• **Extract to read**:

There are few sympathetic characters in this film and almost all are made unpleasant by selfishness and a lack of human concern so prevalent in Hollywood then, now and forever. This is not a film to be taken for granted and it’s a hard, challenging experience.

It's paced like a book and reminds me of Zola and other late nineteenth century "realists". The characters are largely doomed and mostly by their own decisions. Their world is horrible and not unlike our own: how would we act in "Greed"?

The closing section is a work of genius, prefiguring dozens of desertpursuits in later westerns, it shows the options fatally running out for men, horses and even birds. The story is wound up by a classic device which rams home the central point that the consequences of selfishness are terminal and damning in this world not just the next.

Now...I think I need something light! Maybe Jean Harlow again in "Bombshell"!

But watch "Greed" if you haven't already seen it. Reconstructed youTube viewing here otherwise you'll have to track down a VHS copy; there's one left on Amazon!.


Friday, 1 July 2011

A star is matured...Jean Harlow in Red Dust (1932)

Coming to a lot of older films “out of your period” it’s sometimes hard to properly contextualise them and, in particular, the film stars. Every so often you get a real poke in the eye, like with Louise Brooks, Elmer Booth or Eleanor Boardman, but mostly you need time to adjust, to work out why the actor in question was popular and what level of ability they had. What really made them transcendent?

Sometimes things can be confused by that actor’s development: not all stars were born some, most, had to work hard to establish a style that made them memorable and special.

I think this was true of Jean Harlow. Watching her early appearances in "Public Enemy", "Platinum Blonde" or "Secret Six", you’re impressed with her presence, her looks and, well yes, her looks...but she’s a little bit inconsistent and not always sure footed. Yet she had raw talent to burn…there was always something about Harlean.

Not for nothing did Laurel & Hardy cast her in “Double Whoopee” and other shorts, whilst Clara Bow recognised the threat when she saw the bit part player on set for “The Saturday Night Kid”: “…take her off the goddamn set and never bring her back…Who’s gonna see me nexta her?”

(Stored dataset items)
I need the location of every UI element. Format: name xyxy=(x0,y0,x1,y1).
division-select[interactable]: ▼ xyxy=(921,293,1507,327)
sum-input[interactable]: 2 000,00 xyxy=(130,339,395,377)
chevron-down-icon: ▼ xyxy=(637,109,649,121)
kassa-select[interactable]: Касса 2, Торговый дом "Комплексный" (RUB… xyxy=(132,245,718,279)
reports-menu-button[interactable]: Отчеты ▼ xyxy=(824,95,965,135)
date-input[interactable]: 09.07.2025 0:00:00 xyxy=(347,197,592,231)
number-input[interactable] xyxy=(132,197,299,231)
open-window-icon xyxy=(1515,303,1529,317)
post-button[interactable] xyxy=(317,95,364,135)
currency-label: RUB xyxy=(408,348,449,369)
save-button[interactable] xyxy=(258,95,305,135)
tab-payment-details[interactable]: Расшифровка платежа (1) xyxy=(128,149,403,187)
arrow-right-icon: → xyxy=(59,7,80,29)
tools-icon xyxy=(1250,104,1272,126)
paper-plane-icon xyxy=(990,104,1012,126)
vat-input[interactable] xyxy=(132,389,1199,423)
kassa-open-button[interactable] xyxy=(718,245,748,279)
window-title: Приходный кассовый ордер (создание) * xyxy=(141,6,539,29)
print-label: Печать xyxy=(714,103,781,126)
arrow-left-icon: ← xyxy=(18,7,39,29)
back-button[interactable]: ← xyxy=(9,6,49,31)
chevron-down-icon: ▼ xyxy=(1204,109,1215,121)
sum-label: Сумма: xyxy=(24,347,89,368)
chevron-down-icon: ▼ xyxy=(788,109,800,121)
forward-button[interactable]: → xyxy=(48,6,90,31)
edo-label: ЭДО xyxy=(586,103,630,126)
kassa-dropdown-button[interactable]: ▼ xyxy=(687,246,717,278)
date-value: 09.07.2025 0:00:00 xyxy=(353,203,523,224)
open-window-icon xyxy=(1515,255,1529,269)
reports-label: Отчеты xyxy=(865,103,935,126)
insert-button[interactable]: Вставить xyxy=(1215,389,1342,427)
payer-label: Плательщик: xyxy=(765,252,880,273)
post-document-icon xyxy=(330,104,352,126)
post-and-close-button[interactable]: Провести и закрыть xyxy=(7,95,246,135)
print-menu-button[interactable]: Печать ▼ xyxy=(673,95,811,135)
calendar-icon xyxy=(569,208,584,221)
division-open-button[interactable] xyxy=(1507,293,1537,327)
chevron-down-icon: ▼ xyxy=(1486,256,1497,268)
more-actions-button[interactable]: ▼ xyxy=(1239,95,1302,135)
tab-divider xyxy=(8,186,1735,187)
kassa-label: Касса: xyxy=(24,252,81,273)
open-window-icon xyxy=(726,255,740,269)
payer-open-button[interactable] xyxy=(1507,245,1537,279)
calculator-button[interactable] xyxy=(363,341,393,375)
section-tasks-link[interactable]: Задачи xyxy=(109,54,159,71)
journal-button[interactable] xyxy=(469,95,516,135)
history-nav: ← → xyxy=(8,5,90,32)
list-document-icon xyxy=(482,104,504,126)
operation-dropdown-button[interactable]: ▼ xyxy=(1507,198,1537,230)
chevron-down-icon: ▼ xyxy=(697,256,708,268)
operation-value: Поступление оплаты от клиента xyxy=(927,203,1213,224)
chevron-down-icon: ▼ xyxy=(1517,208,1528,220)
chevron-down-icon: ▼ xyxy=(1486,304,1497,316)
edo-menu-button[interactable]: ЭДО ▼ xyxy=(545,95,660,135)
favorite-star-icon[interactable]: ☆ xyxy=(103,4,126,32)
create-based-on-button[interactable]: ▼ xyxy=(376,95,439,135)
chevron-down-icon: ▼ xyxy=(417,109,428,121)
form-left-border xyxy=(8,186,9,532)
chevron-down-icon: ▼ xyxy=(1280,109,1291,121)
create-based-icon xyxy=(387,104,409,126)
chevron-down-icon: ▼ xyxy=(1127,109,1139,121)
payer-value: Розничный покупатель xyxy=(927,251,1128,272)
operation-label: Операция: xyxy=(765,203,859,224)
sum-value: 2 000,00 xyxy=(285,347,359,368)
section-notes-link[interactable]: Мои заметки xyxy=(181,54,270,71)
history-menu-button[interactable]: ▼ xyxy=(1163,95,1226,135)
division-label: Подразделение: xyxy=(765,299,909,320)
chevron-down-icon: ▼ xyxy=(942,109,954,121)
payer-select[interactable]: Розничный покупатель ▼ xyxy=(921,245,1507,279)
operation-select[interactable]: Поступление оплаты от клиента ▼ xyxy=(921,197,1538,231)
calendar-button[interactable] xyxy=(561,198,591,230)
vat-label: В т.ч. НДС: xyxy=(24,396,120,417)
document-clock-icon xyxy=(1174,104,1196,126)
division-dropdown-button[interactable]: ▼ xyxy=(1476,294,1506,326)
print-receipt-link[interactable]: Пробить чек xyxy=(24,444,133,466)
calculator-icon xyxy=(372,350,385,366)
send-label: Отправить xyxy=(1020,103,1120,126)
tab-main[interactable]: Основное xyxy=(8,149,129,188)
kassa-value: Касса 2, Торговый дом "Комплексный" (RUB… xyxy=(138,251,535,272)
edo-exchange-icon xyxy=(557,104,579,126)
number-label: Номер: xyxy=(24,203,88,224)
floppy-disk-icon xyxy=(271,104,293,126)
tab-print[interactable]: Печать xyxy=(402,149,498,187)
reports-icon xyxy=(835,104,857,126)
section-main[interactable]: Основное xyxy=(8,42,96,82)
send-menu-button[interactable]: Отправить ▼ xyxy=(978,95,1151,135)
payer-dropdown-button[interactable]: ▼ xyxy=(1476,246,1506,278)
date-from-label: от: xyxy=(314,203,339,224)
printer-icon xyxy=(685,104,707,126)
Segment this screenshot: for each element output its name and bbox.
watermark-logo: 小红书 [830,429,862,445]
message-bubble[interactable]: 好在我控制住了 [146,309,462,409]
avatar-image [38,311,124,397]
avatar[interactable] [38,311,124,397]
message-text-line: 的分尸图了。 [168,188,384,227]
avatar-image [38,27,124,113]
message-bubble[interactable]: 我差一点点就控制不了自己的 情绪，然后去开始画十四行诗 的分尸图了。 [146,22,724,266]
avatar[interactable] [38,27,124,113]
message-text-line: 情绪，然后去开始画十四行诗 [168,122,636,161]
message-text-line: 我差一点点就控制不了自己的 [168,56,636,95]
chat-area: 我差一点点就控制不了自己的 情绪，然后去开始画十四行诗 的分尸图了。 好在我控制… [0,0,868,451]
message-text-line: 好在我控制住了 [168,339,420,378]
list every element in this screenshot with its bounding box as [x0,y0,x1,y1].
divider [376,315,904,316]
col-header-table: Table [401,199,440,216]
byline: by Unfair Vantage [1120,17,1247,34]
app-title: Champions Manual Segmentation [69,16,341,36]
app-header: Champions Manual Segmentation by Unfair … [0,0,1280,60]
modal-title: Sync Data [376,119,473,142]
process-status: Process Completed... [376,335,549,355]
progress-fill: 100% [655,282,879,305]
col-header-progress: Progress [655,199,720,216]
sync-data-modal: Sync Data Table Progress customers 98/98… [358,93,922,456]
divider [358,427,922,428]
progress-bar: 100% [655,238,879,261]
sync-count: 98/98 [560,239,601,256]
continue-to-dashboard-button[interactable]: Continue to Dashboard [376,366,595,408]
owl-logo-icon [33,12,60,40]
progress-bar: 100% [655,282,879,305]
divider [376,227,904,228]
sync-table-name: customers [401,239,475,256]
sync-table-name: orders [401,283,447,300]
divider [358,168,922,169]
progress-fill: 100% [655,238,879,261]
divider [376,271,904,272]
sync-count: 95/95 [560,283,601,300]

• **Problem statement**:
Update the film review from "It's paced like" to "just the next.", inclusive, so that "horrible" becomes "bleak".

• **Exercise answer**:
It's paced like a book and reminds me of Zola and other late nineteenth century "realists". The characters are largely doomed and mostly by their own decisions. Their world is bleak and not unlike our own: how would we act in "Greed"?

The closing section is a work of genius, prefiguring dozens of desertpursuits in later westerns, it shows the options fatally running out for men, horses and even birds. The story is wound up by a classic device which rams home the central point that the consequences of selfishness are terminal and damning in this world not just the next.